[Extracted records]
-----
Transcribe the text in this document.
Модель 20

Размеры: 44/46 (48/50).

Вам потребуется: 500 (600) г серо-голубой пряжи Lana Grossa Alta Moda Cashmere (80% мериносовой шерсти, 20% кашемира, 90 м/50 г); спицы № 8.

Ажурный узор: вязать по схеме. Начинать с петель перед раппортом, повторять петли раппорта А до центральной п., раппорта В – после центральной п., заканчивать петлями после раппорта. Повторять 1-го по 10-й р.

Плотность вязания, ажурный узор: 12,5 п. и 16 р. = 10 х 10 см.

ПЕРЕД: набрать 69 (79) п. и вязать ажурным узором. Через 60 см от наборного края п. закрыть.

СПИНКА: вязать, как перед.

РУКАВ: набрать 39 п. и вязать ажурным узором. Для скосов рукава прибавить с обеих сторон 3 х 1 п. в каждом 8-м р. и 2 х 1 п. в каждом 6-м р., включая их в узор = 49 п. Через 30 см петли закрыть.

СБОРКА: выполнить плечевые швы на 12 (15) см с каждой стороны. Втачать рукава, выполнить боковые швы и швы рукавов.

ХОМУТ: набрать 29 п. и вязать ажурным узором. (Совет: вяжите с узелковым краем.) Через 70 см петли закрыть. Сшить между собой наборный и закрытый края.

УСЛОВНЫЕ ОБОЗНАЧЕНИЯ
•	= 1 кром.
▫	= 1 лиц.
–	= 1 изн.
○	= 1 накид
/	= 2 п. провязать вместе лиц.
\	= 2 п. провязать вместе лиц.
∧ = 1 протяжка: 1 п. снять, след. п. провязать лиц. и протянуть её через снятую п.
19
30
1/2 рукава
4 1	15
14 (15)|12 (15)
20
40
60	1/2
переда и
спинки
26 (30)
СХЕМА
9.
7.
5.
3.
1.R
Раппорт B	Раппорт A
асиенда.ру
-----
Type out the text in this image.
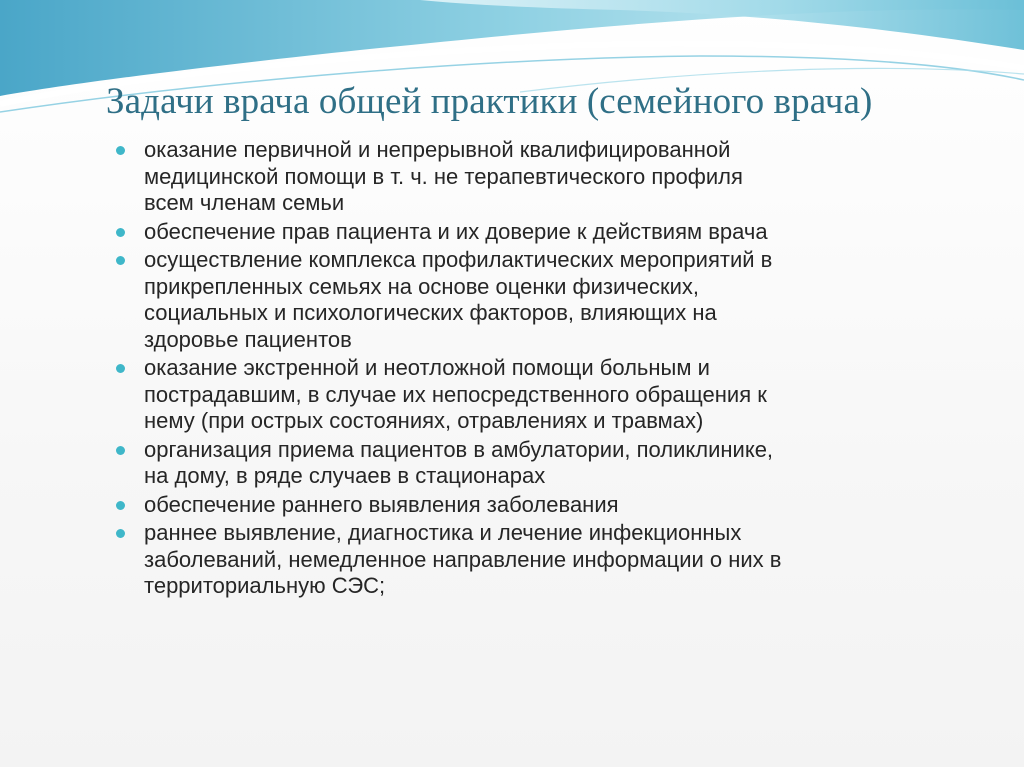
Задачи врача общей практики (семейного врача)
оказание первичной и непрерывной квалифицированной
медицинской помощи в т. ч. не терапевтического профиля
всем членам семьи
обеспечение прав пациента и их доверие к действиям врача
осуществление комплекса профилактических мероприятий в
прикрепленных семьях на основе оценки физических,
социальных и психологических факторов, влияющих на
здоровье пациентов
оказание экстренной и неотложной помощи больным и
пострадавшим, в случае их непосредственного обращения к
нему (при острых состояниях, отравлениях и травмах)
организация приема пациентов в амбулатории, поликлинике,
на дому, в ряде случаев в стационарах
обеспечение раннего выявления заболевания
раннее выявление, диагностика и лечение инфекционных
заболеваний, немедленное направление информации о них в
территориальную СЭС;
-----
§ DIRECTIVE
Select, from the listing, all lines that include the word "края".

§ SOLUTION TO THIS EXERCISE
ПЕРЕД: набрать 69 (79) п. и вязать ажурным узором. Через 60 см от наборного края п. закрыть.
ХОМУТ: набрать 29 п. и вязать ажурным узором. (Совет: вяжите с узелковым краем.) Через 70 см петли закрыть. Сшить между собой наборный и закрытый края.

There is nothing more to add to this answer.